**Exercise task**. List every line below containing "Adult".

━━━━━ Record set ━━━━━

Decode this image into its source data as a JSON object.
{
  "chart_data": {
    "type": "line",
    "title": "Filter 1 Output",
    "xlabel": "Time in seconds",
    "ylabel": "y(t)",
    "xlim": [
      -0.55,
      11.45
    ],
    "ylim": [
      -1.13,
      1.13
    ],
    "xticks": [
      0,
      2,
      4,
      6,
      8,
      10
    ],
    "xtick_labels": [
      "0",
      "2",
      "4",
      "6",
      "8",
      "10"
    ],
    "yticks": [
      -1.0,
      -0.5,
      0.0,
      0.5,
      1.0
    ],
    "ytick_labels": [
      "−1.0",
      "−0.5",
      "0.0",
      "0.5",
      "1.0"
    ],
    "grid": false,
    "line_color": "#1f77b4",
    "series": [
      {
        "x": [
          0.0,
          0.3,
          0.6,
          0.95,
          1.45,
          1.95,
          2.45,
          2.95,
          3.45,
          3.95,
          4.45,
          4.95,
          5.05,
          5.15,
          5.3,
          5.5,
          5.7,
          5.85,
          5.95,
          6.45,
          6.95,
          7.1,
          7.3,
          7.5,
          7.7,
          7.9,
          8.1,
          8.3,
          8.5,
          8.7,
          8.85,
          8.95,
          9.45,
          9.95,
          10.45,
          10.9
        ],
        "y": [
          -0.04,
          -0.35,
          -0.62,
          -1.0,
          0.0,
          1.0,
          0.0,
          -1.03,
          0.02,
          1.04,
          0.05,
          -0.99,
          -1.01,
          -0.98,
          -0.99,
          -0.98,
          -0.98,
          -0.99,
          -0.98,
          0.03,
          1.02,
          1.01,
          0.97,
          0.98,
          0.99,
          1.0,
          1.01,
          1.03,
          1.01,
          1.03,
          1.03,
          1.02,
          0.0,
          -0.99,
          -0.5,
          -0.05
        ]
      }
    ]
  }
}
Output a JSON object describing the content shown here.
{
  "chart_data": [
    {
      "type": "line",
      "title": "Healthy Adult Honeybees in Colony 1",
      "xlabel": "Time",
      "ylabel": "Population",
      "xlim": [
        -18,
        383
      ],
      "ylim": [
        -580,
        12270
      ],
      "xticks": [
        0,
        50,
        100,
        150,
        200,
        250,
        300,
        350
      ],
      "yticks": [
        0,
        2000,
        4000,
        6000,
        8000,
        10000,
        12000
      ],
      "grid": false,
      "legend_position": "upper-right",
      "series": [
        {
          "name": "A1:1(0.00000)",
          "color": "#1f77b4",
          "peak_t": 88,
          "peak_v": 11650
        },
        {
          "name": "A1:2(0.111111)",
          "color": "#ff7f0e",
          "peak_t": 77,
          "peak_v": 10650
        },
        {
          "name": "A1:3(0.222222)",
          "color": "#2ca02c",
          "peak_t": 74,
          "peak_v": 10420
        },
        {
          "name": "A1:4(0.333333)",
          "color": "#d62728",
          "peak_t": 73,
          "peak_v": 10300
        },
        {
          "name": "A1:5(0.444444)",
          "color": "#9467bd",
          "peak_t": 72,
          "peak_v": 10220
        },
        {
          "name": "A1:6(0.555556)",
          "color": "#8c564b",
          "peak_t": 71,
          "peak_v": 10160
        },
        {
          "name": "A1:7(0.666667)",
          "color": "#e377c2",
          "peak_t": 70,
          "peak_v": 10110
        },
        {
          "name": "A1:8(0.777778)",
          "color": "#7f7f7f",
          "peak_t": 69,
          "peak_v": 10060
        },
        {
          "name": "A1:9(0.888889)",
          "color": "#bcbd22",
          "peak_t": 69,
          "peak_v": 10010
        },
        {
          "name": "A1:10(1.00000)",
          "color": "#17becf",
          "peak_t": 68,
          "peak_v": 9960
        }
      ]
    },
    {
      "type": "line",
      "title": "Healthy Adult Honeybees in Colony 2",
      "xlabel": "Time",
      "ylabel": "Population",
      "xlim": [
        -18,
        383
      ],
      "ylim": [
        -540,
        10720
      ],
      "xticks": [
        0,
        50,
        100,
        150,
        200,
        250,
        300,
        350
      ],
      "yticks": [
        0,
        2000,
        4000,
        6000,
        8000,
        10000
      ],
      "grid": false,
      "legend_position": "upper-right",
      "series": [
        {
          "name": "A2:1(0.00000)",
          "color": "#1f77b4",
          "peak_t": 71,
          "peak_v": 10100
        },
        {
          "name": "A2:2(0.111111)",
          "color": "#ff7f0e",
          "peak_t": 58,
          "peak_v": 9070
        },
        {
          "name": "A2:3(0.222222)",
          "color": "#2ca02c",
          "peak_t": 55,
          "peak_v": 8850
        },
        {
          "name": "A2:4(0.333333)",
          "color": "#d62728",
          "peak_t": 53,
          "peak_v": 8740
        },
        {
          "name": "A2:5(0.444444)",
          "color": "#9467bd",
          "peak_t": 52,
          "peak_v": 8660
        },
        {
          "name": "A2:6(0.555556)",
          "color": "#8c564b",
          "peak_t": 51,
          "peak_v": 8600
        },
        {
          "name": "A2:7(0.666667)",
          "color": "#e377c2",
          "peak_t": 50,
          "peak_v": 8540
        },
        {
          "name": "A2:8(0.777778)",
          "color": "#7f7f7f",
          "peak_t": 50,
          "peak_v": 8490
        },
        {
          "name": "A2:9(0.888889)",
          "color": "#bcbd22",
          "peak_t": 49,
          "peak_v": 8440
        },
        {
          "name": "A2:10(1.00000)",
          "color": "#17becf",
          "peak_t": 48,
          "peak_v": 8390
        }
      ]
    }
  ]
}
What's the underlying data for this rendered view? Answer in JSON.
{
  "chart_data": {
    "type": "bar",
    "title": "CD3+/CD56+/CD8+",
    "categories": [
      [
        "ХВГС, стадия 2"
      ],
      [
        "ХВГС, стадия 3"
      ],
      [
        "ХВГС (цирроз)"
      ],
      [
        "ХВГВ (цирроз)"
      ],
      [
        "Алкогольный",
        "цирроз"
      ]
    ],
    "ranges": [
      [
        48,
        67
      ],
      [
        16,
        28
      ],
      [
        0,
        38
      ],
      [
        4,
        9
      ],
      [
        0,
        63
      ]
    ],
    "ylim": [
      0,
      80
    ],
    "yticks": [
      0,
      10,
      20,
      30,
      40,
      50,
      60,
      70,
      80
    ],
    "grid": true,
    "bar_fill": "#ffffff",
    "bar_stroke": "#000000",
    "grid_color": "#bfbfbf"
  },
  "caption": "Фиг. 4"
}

━━━━━

**In response**.
      "title": "Healthy Adult Honeybees in Colony 1",
      "title": "Healthy Adult Honeybees in Colony 2",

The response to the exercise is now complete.